*Work to complete*: Return the material unchanged, from its first line through the line containing "page-tagline: NomNomSox is", including both of those lines.

------ Extracted information ------

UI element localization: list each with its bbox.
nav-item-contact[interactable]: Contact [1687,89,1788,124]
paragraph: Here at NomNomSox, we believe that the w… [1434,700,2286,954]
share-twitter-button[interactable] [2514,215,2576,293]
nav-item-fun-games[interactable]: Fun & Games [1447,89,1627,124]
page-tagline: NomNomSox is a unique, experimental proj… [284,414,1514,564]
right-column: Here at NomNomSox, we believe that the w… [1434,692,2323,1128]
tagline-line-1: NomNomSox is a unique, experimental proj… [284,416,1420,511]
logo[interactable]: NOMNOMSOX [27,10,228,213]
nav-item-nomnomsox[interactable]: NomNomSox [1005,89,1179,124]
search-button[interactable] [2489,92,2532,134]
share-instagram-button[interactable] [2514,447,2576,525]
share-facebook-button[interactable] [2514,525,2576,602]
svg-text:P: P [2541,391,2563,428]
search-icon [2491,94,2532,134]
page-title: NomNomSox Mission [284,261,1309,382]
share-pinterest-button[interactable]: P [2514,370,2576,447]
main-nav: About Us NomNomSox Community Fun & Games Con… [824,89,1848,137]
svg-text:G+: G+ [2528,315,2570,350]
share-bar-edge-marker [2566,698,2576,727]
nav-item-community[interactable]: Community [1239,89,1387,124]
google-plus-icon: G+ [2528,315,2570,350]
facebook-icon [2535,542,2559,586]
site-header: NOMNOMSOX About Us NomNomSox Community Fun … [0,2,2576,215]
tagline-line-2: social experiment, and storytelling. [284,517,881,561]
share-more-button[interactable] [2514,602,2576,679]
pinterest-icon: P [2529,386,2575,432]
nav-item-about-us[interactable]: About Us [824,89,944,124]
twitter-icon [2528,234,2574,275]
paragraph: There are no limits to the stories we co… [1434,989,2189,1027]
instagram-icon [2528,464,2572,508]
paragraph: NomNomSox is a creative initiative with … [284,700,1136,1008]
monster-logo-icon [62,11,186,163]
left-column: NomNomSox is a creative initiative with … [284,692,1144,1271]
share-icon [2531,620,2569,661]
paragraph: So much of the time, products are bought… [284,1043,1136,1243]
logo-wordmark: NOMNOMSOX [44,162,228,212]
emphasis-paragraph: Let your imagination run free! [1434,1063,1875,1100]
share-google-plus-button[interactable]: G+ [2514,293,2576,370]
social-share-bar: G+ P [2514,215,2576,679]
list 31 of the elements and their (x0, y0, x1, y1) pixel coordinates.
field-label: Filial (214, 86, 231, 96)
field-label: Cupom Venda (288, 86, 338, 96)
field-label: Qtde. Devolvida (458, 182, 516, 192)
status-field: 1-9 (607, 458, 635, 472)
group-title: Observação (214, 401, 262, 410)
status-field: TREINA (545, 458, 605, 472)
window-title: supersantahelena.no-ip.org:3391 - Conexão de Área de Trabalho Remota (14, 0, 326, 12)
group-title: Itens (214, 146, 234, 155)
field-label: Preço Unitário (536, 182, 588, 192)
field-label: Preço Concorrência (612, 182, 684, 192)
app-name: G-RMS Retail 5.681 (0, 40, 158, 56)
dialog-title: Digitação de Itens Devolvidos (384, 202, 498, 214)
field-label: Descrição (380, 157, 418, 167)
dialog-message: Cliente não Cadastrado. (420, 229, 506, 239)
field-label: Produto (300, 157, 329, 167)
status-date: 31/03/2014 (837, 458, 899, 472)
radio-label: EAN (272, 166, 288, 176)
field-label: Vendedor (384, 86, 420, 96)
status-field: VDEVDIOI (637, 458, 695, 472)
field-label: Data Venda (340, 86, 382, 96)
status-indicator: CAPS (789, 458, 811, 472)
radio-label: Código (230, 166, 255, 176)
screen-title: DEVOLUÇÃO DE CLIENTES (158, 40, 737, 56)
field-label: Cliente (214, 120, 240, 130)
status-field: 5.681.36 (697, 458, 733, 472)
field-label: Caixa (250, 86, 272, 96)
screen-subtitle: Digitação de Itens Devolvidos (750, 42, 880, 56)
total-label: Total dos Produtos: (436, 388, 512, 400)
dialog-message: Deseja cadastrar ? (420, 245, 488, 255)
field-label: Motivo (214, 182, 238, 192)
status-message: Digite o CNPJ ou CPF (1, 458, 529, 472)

------

*Written reply*:
UI element localization: list each with its bbox.
nav-item-contact[interactable]: Contact [1687,89,1788,124]
paragraph: Here at NomNomSox, we believe that the w… [1434,700,2286,954]
share-twitter-button[interactable] [2514,215,2576,293]
nav-item-fun-games[interactable]: Fun & Games [1447,89,1627,124]
page-tagline: NomNomSox is a unique, experimental proj… [284,414,1514,564]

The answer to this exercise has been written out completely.